(Task details): Go through the lines below. Copy those with "能力本领".

(Supplied material):
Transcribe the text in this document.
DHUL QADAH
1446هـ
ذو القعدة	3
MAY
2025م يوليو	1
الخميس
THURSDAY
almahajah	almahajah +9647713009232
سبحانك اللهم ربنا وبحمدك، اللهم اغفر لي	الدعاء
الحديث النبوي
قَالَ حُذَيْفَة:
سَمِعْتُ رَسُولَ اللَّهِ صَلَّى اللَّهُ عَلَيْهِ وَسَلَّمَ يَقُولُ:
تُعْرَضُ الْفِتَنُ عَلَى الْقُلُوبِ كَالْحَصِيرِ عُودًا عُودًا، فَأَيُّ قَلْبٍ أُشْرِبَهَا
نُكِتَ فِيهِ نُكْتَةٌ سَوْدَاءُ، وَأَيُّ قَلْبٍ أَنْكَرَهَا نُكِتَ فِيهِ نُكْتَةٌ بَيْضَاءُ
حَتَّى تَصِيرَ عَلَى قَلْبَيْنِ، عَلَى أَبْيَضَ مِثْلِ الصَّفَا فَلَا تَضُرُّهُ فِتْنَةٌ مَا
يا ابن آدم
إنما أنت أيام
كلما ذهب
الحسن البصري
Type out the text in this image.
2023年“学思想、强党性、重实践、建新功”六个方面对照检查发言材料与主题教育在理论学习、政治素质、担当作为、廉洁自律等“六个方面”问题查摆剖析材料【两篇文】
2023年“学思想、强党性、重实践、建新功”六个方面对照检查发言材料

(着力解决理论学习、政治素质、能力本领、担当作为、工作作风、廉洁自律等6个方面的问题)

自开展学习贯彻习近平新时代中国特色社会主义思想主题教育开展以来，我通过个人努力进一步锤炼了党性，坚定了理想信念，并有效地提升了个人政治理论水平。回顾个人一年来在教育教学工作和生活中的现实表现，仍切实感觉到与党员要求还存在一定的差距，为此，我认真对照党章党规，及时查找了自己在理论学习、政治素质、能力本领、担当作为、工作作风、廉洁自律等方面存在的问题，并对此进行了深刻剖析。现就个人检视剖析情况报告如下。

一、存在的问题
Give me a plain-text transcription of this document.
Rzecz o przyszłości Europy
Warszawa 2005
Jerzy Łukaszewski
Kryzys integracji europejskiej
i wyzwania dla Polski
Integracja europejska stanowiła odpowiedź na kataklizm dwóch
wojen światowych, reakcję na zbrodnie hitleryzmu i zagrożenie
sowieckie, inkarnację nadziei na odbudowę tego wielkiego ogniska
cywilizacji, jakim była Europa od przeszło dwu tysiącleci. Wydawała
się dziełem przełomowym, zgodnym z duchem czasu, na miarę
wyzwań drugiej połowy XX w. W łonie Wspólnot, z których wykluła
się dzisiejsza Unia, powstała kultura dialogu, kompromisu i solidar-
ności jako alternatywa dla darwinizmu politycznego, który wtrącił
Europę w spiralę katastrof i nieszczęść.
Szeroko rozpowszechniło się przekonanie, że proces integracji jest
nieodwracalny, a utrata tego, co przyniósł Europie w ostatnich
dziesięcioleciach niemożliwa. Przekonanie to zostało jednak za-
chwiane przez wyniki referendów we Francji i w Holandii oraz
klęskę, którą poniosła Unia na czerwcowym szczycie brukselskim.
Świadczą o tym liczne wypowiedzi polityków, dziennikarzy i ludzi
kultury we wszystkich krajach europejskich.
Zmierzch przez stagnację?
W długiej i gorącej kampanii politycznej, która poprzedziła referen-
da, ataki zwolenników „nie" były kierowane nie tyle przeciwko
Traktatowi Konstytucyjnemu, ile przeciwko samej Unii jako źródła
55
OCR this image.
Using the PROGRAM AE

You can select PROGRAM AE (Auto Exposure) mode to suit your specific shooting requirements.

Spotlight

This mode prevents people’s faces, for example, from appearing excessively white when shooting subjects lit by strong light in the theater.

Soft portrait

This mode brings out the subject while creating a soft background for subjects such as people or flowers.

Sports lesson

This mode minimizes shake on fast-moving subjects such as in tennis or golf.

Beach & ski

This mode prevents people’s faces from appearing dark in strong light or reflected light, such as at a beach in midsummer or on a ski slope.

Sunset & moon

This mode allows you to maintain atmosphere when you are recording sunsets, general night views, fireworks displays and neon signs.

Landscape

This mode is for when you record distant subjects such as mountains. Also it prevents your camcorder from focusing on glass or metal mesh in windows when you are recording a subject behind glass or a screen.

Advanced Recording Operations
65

(Complete answer):
(着力解决理论学习、政治素质、能力本领、担当作为、工作作风、廉洁自律等6个方面的问题)
自开展学习贯彻习近平新时代中国特色社会主义思想主题教育开展以来，我通过个人努力进一步锤炼了党性，坚定了理想信念，并有效地提升了个人政治理论水平。回顾个人一年来在教育教学工作和生活中的现实表现，仍切实感觉到与党员要求还存在一定的差距，为此，我认真对照党章党规，及时查找了自己在理论学习、政治素质、能力本领、担当作为、工作作风、廉洁自律等方面存在的问题，并对此进行了深刻剖析。现就个人检视剖析情况报告如下。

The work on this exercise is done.